▸ **EXCERTO DO TEXTO**
________________________________________

Centenário do Seminário da Encarnação

Antigos Alunos do Seminário assinalam Centenário do Seminário da Encarnação

 A «Associação dos Antigos Alunos do Seminário Diocesano do Funchal» assinala o Centenário do Seminário da Encarnação a decorrer, (Outubro 2009 – 2010), como também já celebrou o cinquentenário do Seminário de Nossa Senhora de Fátima, na rua do Jasmineiro, em Junho de 2008, acto que se insere, por sua vez, nas celebrações das Bodas de Prata da mesma Associação (Outubro 2009-2010). A programação inclui a participação numa Eucaristia de Acção de Graças celebrada na Capela dedicada a Nossa Senhora da Encarnação, Padroeira do mesmo Seminário, contígua ao edifício centenário, da iniciativa do mesmo Seminário Diocesano, hoje 25 de Março, pelas 18H30, e um acto sócio-cultural, amanhã, sexta-feira, 26 de Março. Dado o estado deficitário de conservação do edifício centenário, a Associação teve de optar por outro cenário para a evocação desta memória, que é muita querida e sentida pelos antigos alunos desta casa de estudos.

Foi escolhida esta data, por coincidir precisamente com o 25 de Março, dia da Padroeira do Seminário, Nossa Senhora da Encarnação.

O Acto sócio-cultural consta dum jantar convívio, seguido da intervenção de dois antigos alunos: o Dr. Francisco Félix Sousa fala sobre o Seminário, e o Dr. João Henrique Silva sobre o papel dos Leigos na Igreja.

Nesta casa de estudos eclesiásticos ter-se-ão formado a maioria dos sacerdotes madeirenses do século XX, e ainda um grande número de jovens que ali aprenderam a ser úteis à sociedade, no seu papel de leigos conscientes, muitos dos quais ainda vivem, alimentando profunda saudade do seu Seminário. Só nos últimos cinquenta anos, (1958-2008), passaram pelos Seminários do Funchal, 4077 alunos, dos quais se ordenaram 75.

 O edifício centenário

 O Bispo do Funchal, D. Manuel Agostinho Barreto «um dos grandes bispos portugueses» da sua época, terá começado as obras em 1905, nos terrenos contíguos ao Mosteiro da Encarnação, e atinge o objectivo, abrindo as portas do Seminário da Encarnação, em Outubro de 1909.

________________________________________

▸ **SECÇÃO DE DADOS**
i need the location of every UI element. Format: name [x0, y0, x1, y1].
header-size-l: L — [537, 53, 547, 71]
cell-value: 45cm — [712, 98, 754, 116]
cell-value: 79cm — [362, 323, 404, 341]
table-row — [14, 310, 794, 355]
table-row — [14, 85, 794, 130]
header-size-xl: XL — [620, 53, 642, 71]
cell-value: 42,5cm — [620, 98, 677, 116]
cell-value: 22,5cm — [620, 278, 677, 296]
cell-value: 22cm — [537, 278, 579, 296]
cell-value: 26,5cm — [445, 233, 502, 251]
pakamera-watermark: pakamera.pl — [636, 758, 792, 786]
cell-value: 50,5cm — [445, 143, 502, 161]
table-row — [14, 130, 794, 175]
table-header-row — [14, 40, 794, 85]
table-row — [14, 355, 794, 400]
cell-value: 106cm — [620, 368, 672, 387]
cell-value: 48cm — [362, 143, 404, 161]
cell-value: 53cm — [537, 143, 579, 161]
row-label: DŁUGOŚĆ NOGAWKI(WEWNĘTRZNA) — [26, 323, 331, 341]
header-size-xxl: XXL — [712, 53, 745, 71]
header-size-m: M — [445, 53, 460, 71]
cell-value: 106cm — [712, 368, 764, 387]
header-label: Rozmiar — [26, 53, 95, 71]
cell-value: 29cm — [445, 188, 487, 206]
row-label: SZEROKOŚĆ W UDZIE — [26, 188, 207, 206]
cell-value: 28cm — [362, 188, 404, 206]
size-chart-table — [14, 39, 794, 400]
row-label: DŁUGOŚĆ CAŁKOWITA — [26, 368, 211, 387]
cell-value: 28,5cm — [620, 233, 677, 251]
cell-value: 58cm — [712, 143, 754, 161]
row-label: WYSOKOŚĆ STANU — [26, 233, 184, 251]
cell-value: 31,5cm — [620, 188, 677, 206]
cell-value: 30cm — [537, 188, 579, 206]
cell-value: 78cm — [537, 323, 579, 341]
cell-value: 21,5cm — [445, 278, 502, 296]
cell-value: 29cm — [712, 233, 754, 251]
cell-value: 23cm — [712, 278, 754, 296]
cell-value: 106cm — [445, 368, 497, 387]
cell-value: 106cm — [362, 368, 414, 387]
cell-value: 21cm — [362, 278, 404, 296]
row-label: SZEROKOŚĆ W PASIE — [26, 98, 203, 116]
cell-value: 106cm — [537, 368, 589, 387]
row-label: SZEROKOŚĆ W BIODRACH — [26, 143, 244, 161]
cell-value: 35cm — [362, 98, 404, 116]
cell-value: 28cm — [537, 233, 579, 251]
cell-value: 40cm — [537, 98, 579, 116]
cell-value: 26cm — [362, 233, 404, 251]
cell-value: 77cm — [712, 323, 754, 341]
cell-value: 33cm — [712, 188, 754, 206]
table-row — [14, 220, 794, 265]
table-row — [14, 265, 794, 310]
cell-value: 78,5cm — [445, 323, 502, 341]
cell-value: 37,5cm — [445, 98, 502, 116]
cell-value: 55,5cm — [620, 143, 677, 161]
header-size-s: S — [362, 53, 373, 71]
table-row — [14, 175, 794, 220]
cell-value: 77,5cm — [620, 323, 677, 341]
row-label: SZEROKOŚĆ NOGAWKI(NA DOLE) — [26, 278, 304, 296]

________________________________________

▸ **O QUE FAZER**
Responda, com base no texto sobre o centenário do Seminário da Encarnação:
1. Em que dia e a que hora é celebrada a Eucaristia de Ação de Graças?
2. Sobre que tema fala o Dr. João Henrique Silva?
3. Em que mês e ano abriu as portas o Seminário da Encarnação?

▸ **RESOLUÇÃO**
1. A 25 de março, pelas 18h30.
2. Sobre o papel dos Leigos na Igreja.
3. Em outubro de 1909.